- **Aim**: Go through the data below and gather each line containing "structured".

Part of a data file:
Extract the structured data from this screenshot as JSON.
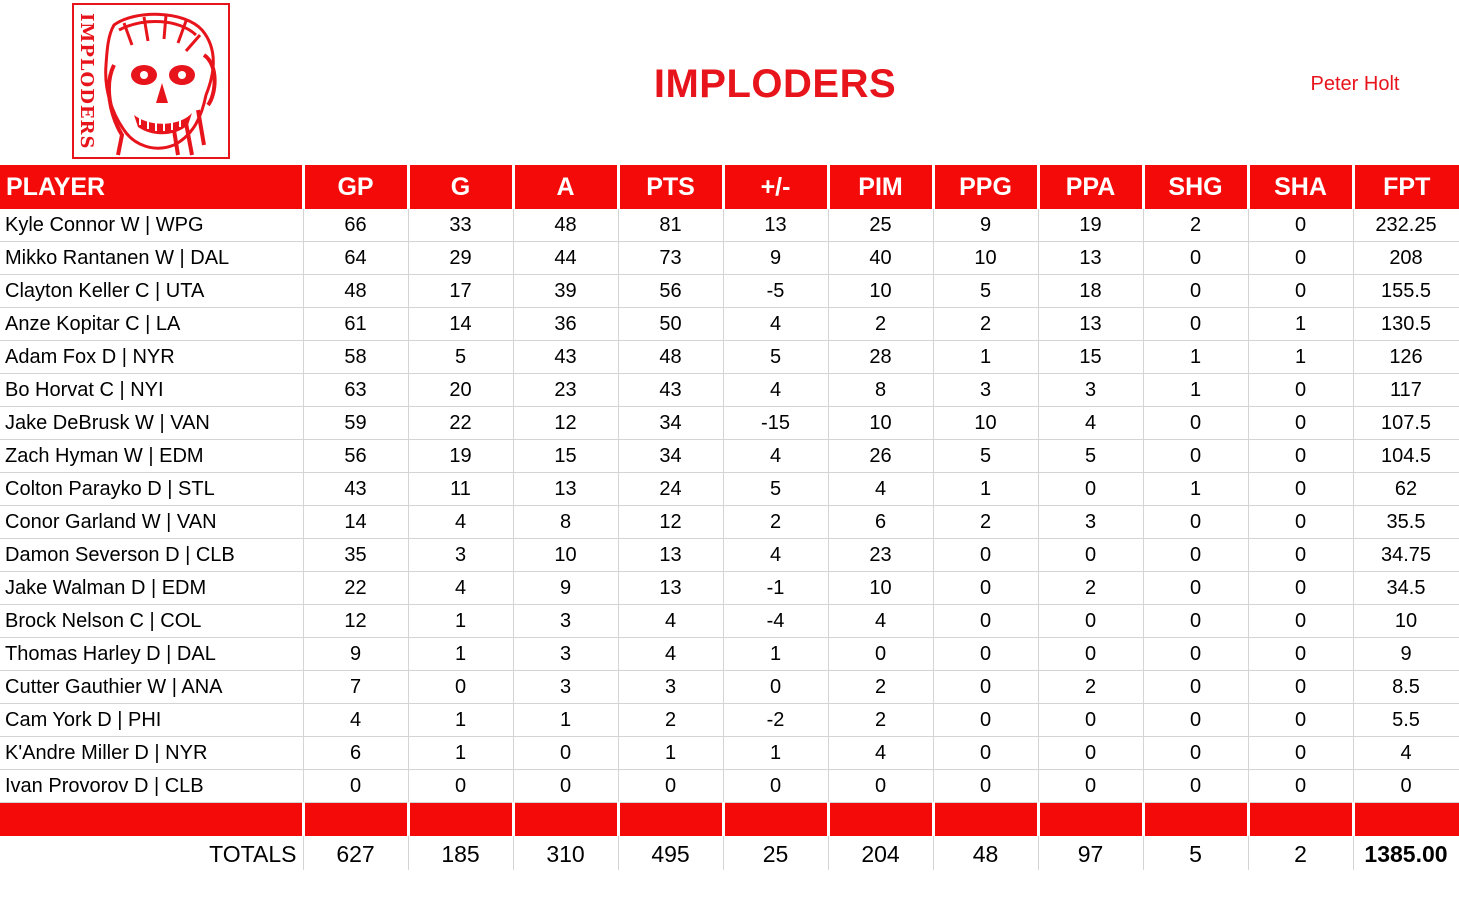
{
  "header": {
    "logo_text": "IMPLODERS",
    "title": "IMPLODERS",
    "owner": "Peter Holt"
  },
  "colors": {
    "accent": "#f50a0a",
    "title": "#e8141c"
  },
  "table": {
    "columns": [
      "PLAYER",
      "GP",
      "G",
      "A",
      "PTS",
      "+/-",
      "PIM",
      "PPG",
      "PPA",
      "SHG",
      "SHA",
      "FPT"
    ],
    "rows": [
      [
        "Kyle Connor W | WPG",
        "66",
        "33",
        "48",
        "81",
        "13",
        "25",
        "9",
        "19",
        "2",
        "0",
        "232.25"
      ],
      [
        "Mikko Rantanen W | DAL",
        "64",
        "29",
        "44",
        "73",
        "9",
        "40",
        "10",
        "13",
        "0",
        "0",
        "208"
      ],
      [
        "Clayton Keller C | UTA",
        "48",
        "17",
        "39",
        "56",
        "-5",
        "10",
        "5",
        "18",
        "0",
        "0",
        "155.5"
      ],
      [
        "Anze Kopitar C | LA",
        "61",
        "14",
        "36",
        "50",
        "4",
        "2",
        "2",
        "13",
        "0",
        "1",
        "130.5"
      ],
      [
        "Adam Fox D | NYR",
        "58",
        "5",
        "43",
        "48",
        "5",
        "28",
        "1",
        "15",
        "1",
        "1",
        "126"
      ],
      [
        "Bo Horvat C | NYI",
        "63",
        "20",
        "23",
        "43",
        "4",
        "8",
        "3",
        "3",
        "1",
        "0",
        "117"
      ],
      [
        "Jake DeBrusk W | VAN",
        "59",
        "22",
        "12",
        "34",
        "-15",
        "10",
        "10",
        "4",
        "0",
        "0",
        "107.5"
      ],
      [
        "Zach Hyman W | EDM",
        "56",
        "19",
        "15",
        "34",
        "4",
        "26",
        "5",
        "5",
        "0",
        "0",
        "104.5"
      ],
      [
        "Colton Parayko D | STL",
        "43",
        "11",
        "13",
        "24",
        "5",
        "4",
        "1",
        "0",
        "1",
        "0",
        "62"
      ],
      [
        "Conor Garland W | VAN",
        "14",
        "4",
        "8",
        "12",
        "2",
        "6",
        "2",
        "3",
        "0",
        "0",
        "35.5"
      ],
      [
        "Damon Severson D | CLB",
        "35",
        "3",
        "10",
        "13",
        "4",
        "23",
        "0",
        "0",
        "0",
        "0",
        "34.75"
      ],
      [
        "Jake Walman D | EDM",
        "22",
        "4",
        "9",
        "13",
        "-1",
        "10",
        "0",
        "2",
        "0",
        "0",
        "34.5"
      ],
      [
        "Brock Nelson C | COL",
        "12",
        "1",
        "3",
        "4",
        "-4",
        "4",
        "0",
        "0",
        "0",
        "0",
        "10"
      ],
      [
        "Thomas Harley D | DAL",
        "9",
        "1",
        "3",
        "4",
        "1",
        "0",
        "0",
        "0",
        "0",
        "0",
        "9"
      ],
      [
        "Cutter Gauthier W | ANA",
        "7",
        "0",
        "3",
        "3",
        "0",
        "2",
        "0",
        "2",
        "0",
        "0",
        "8.5"
      ],
      [
        "Cam York D | PHI",
        "4",
        "1",
        "1",
        "2",
        "-2",
        "2",
        "0",
        "0",
        "0",
        "0",
        "5.5"
      ],
      [
        "K'Andre Miller D | NYR",
        "6",
        "1",
        "0",
        "1",
        "1",
        "4",
        "0",
        "0",
        "0",
        "0",
        "4"
      ],
      [
        "Ivan Provorov D | CLB",
        "0",
        "0",
        "0",
        "0",
        "0",
        "0",
        "0",
        "0",
        "0",
        "0",
        "0"
      ]
    ],
    "totals": [
      "TOTALS",
      "627",
      "185",
      "310",
      "495",
      "25",
      "204",
      "48",
      "97",
      "5",
      "2",
      "1385.00"
    ]
  }
}
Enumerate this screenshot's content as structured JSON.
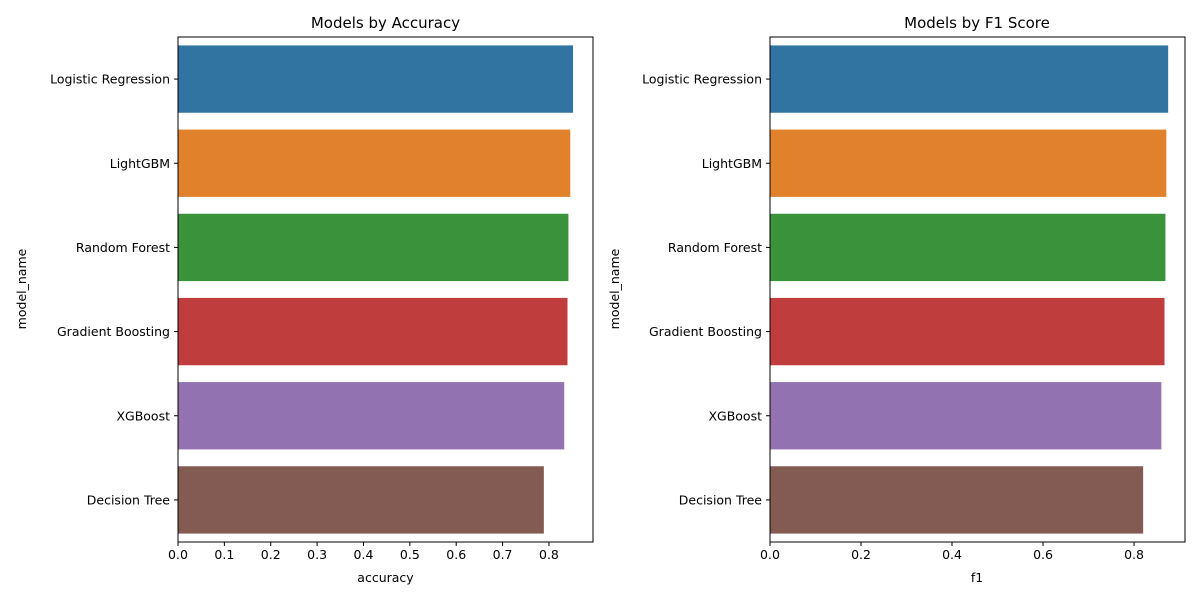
{
  "colors": {
    "palette": [
      "#3274a1",
      "#e1812c",
      "#3a923a",
      "#c03d3e",
      "#9372b2",
      "#845b53"
    ],
    "axis": "#000000",
    "background": "#ffffff"
  },
  "chart_data": [
    {
      "type": "bar",
      "orientation": "horizontal",
      "title": "Models by Accuracy",
      "xlabel": "accuracy",
      "ylabel": "model_name",
      "categories": [
        "Logistic Regression",
        "LightGBM",
        "Random Forest",
        "Gradient Boosting",
        "XGBoost",
        "Decision Tree"
      ],
      "values": [
        0.852,
        0.846,
        0.842,
        0.84,
        0.833,
        0.789
      ],
      "xlim": [
        0,
        0.895
      ],
      "xticks": [
        0.0,
        0.1,
        0.2,
        0.3,
        0.4,
        0.5,
        0.6,
        0.7,
        0.8
      ],
      "xtick_labels": [
        "0.0",
        "0.1",
        "0.2",
        "0.3",
        "0.4",
        "0.5",
        "0.6",
        "0.7",
        "0.8"
      ],
      "grid": false,
      "legend": "none"
    },
    {
      "type": "bar",
      "orientation": "horizontal",
      "title": "Models by F1 Score",
      "xlabel": "f1",
      "ylabel": "model_name",
      "categories": [
        "Logistic Regression",
        "LightGBM",
        "Random Forest",
        "Gradient Boosting",
        "XGBoost",
        "Decision Tree"
      ],
      "values": [
        0.875,
        0.871,
        0.869,
        0.867,
        0.86,
        0.82
      ],
      "xlim": [
        0,
        0.912
      ],
      "xticks": [
        0.0,
        0.2,
        0.4,
        0.6,
        0.8
      ],
      "xtick_labels": [
        "0.0",
        "0.2",
        "0.4",
        "0.6",
        "0.8"
      ],
      "grid": false,
      "legend": "none"
    }
  ]
}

- **Correct answer**:
Extract the structured data from this screenshot as JSON.
Enumerate this screenshot's content as structured JSON.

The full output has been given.